▶ Set problem A
In the Oklahoma road-trip text, what time did the writer get on the road?

▶ Text provided
Breaking down the tent and packing up took longer than I’d hoped, for no specific reason(s) I could identify. Still, I managed to hit the road by around 9 AM, which represented one of the earliest departure times yet. Just before I did, I used the remaining shower bag water to clean off, but its having sat outside overnight, the water was rather on the chilly side…HELLO!

It seems unusual to see a 65 MPH speed limit on all these secondary roads, but hey, for the most part they are well-paved and little-traffic, so I like the spirit of it. Of course, they also feature the occasional “35 MPH” warning sign ahead of the steeply-banked turns, so don’t think that all of Oklahoma is just flat, or even necessarily warm, as this picture will attest. More beautiful views presented themselves on both sides of Rte. 271 as it climbed down from the remnants of the Ozarks and Ouachita Mountains, and the temperature grew noticeably higher as I descended.

▶ Data rows

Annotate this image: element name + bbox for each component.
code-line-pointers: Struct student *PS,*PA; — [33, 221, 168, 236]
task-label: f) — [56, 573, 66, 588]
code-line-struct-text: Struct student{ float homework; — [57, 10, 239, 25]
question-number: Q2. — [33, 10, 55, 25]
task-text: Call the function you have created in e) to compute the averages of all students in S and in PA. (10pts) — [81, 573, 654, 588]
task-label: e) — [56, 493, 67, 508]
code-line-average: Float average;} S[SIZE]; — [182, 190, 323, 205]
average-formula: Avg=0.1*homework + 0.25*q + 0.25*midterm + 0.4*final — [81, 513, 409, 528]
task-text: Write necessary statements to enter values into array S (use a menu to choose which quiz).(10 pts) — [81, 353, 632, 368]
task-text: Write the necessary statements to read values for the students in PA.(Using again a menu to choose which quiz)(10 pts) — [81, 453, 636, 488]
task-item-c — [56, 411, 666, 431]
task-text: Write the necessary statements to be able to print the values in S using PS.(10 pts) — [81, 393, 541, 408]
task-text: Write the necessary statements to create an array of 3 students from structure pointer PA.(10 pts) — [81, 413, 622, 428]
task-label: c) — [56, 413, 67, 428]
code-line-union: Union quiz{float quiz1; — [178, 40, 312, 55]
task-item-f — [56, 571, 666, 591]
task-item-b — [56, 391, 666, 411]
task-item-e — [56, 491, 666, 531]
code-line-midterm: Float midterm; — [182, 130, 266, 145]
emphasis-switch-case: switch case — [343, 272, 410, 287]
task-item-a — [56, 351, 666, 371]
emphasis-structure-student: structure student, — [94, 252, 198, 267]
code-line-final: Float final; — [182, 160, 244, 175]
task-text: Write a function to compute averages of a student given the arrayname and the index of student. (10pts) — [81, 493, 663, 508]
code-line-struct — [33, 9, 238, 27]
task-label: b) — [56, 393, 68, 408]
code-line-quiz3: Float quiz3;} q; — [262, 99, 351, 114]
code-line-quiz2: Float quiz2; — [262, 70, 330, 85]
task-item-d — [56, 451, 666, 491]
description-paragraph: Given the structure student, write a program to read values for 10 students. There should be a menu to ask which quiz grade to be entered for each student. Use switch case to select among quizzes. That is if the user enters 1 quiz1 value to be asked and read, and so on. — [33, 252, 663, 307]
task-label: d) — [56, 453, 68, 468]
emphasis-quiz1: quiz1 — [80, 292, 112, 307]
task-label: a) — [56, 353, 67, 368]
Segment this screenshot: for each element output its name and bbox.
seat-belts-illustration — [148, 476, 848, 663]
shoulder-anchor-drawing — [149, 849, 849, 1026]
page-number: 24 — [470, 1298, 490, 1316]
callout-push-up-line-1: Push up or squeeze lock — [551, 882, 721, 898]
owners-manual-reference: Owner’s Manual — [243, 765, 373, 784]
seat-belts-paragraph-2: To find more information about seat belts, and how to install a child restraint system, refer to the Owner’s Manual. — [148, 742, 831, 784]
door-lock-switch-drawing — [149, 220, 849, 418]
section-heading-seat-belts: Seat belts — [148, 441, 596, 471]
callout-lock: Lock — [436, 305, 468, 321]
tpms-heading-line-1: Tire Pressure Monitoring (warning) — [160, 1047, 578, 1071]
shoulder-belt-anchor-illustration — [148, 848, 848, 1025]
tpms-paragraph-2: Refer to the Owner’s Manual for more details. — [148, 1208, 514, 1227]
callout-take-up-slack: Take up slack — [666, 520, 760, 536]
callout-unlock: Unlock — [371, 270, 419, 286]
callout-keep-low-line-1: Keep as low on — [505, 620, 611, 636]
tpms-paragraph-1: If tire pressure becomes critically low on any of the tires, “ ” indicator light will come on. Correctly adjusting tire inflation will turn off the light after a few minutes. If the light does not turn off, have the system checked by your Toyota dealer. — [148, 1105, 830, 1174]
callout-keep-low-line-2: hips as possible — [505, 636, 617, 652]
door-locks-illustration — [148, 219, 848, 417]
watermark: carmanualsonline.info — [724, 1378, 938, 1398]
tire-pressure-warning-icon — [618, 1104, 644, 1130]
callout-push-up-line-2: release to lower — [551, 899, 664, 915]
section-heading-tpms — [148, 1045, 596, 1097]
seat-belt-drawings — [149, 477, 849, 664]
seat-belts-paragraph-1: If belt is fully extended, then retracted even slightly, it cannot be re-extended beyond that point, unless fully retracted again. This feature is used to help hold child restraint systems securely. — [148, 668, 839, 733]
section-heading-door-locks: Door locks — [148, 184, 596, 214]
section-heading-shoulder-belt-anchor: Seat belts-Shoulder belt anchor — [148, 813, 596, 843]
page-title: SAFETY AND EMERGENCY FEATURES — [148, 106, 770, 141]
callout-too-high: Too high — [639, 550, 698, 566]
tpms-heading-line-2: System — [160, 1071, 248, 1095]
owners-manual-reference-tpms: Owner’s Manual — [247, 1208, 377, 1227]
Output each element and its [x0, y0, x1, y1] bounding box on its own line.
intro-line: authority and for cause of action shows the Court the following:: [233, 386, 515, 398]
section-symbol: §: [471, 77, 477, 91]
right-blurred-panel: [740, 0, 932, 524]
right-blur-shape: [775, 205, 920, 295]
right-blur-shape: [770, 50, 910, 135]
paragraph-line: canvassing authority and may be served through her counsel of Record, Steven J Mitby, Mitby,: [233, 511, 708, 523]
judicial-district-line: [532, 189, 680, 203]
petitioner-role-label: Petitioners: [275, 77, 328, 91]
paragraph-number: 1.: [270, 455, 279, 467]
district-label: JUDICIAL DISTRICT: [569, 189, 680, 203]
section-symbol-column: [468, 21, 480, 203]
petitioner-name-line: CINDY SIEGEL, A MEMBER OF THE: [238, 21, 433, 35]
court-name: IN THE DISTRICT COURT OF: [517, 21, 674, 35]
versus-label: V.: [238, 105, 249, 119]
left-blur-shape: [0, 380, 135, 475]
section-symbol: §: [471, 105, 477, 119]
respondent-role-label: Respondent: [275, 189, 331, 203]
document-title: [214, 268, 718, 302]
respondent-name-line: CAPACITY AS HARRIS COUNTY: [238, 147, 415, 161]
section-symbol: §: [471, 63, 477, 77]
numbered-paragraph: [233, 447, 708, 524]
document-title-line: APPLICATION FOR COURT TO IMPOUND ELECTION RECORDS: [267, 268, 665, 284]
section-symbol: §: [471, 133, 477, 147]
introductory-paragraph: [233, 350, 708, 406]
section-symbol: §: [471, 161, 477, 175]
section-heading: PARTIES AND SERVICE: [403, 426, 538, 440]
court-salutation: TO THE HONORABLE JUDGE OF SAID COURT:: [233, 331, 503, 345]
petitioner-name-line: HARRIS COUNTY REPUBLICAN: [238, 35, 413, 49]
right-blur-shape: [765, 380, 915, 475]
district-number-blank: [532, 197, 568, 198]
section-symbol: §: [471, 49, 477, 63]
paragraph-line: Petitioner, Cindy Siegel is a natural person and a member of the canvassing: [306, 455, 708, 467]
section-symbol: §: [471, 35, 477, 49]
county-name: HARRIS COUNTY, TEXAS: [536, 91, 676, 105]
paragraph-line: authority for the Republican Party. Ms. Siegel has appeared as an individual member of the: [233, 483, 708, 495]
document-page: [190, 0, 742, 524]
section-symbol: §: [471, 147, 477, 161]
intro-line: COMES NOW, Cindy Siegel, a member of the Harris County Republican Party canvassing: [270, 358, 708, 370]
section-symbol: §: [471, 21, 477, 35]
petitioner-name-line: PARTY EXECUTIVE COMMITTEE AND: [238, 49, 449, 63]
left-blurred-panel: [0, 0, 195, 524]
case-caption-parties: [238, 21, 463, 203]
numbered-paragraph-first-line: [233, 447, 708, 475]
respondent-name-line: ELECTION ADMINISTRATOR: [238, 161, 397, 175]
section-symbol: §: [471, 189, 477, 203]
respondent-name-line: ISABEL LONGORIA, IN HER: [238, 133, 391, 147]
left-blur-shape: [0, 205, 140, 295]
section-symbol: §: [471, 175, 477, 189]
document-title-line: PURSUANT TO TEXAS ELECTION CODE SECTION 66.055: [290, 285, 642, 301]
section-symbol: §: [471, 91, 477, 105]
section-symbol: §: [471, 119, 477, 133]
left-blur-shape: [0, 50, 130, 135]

▶ Set problem B
Echo the records' lines from the first line through the line containing "question-number: Q2. — [33, 10, 55, 25]".

▶ Solution A
Around 9 AM.

▶ Solution B
Annotate this image: element name + bbox for each component.
code-line-pointers: Struct student *PS,*PA; — [33, 221, 168, 236]
task-label: f) — [56, 573, 66, 588]
code-line-struct-text: Struct student{ float homework; — [57, 10, 239, 25]
question-number: Q2. — [33, 10, 55, 25]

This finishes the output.